Task instructions -> Without the pictures, set down every line of the data exactly.

Data listing:
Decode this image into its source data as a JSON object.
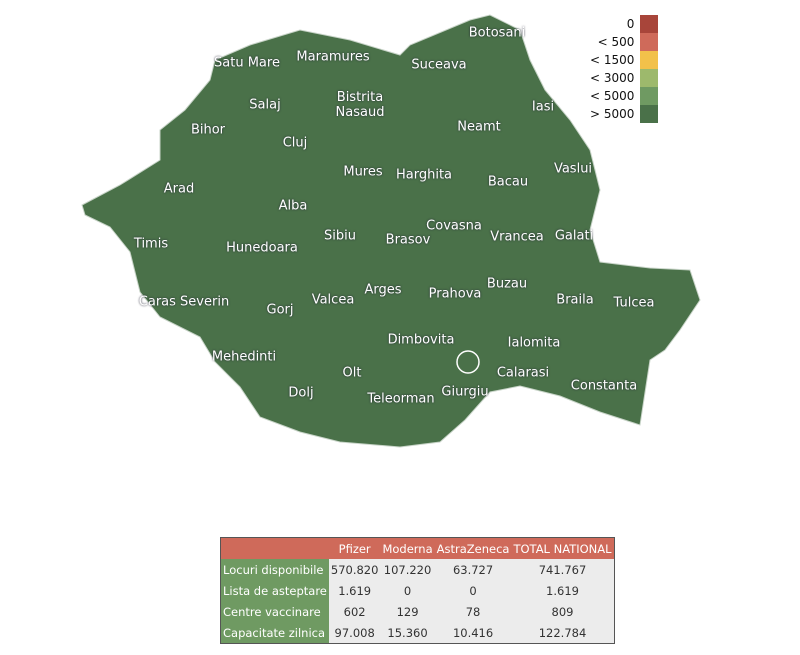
{
  "legend": [
    {
      "label": "0",
      "color": "#a8453a"
    },
    {
      "label": "< 500",
      "color": "#cf6a5a"
    },
    {
      "label": "< 1500",
      "color": "#f2c14a"
    },
    {
      "label": "< 3000",
      "color": "#9db96c"
    },
    {
      "label": "< 5000",
      "color": "#6f9a62"
    },
    {
      "label": "> 5000",
      "color": "#4a7149"
    }
  ],
  "counties": [
    "Botosani",
    "Satu Mare",
    "Maramures",
    "Suceava",
    "Salaj",
    "Bistrita Nasaud",
    "Iasi",
    "Bihor",
    "Cluj",
    "Neamt",
    "Vaslui",
    "Arad",
    "Mures",
    "Harghita",
    "Bacau",
    "Alba",
    "Timis",
    "Hunedoara",
    "Sibiu",
    "Brasov",
    "Covasna",
    "Vrancea",
    "Galati",
    "Caras Severin",
    "Gorj",
    "Valcea",
    "Arges",
    "Prahova",
    "Buzau",
    "Braila",
    "Tulcea",
    "Mehedinti",
    "Dimbovita",
    "Ialomita",
    "Calarasi",
    "Constanta",
    "Dolj",
    "Olt",
    "Giurgiu",
    "Teleorman"
  ],
  "table": {
    "columns": [
      "Pfizer",
      "Moderna",
      "AstraZeneca",
      "TOTAL NATIONAL"
    ],
    "rows": [
      {
        "label": "Locuri disponibile",
        "cells": [
          "570.820",
          "107.220",
          "63.727",
          "741.767"
        ]
      },
      {
        "label": "Lista de asteptare",
        "cells": [
          "1.619",
          "0",
          "0",
          "1.619"
        ]
      },
      {
        "label": "Centre vaccinare",
        "cells": [
          "602",
          "129",
          "78",
          "809"
        ]
      },
      {
        "label": "Capacitate zilnica",
        "cells": [
          "97.008",
          "15.360",
          "10.416",
          "122.784"
        ]
      }
    ]
  }
}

Solution ->
Decode this image into its source data as a JSON object.
{
  "legend": [
    {
      "label": "0",
      "color": "#a8453a"
    },
    {
      "label": "< 500",
      "color": "#cf6a5a"
    },
    {
      "label": "< 1500",
      "color": "#f2c14a"
    },
    {
      "label": "< 3000",
      "color": "#9db96c"
    },
    {
      "label": "< 5000",
      "color": "#6f9a62"
    },
    {
      "label": "> 5000",
      "color": "#4a7149"
    }
  ],
  "counties": [
    "Botosani",
    "Satu Mare",
    "Maramures",
    "Suceava",
    "Salaj",
    "Bistrita Nasaud",
    "Iasi",
    "Bihor",
    "Cluj",
    "Neamt",
    "Vaslui",
    "Arad",
    "Mures",
    "Harghita",
    "Bacau",
    "Alba",
    "Timis",
    "Hunedoara",
    "Sibiu",
    "Brasov",
    "Covasna",
    "Vrancea",
    "Galati",
    "Caras Severin",
    "Gorj",
    "Valcea",
    "Arges",
    "Prahova",
    "Buzau",
    "Braila",
    "Tulcea",
    "Mehedinti",
    "Dimbovita",
    "Ialomita",
    "Calarasi",
    "Constanta",
    "Dolj",
    "Olt",
    "Giurgiu",
    "Teleorman"
  ],
  "table": {
    "columns": [
      "Pfizer",
      "Moderna",
      "AstraZeneca",
      "TOTAL NATIONAL"
    ],
    "rows": [
      {
        "label": "Locuri disponibile",
        "cells": [
          "570.820",
          "107.220",
          "63.727",
          "741.767"
        ]
      },
      {
        "label": "Lista de asteptare",
        "cells": [
          "1.619",
          "0",
          "0",
          "1.619"
        ]
      },
      {
        "label": "Centre vaccinare",
        "cells": [
          "602",
          "129",
          "78",
          "809"
        ]
      },
      {
        "label": "Capacitate zilnica",
        "cells": [
          "97.008",
          "15.360",
          "10.416",
          "122.784"
        ]
      }
    ]
  }
}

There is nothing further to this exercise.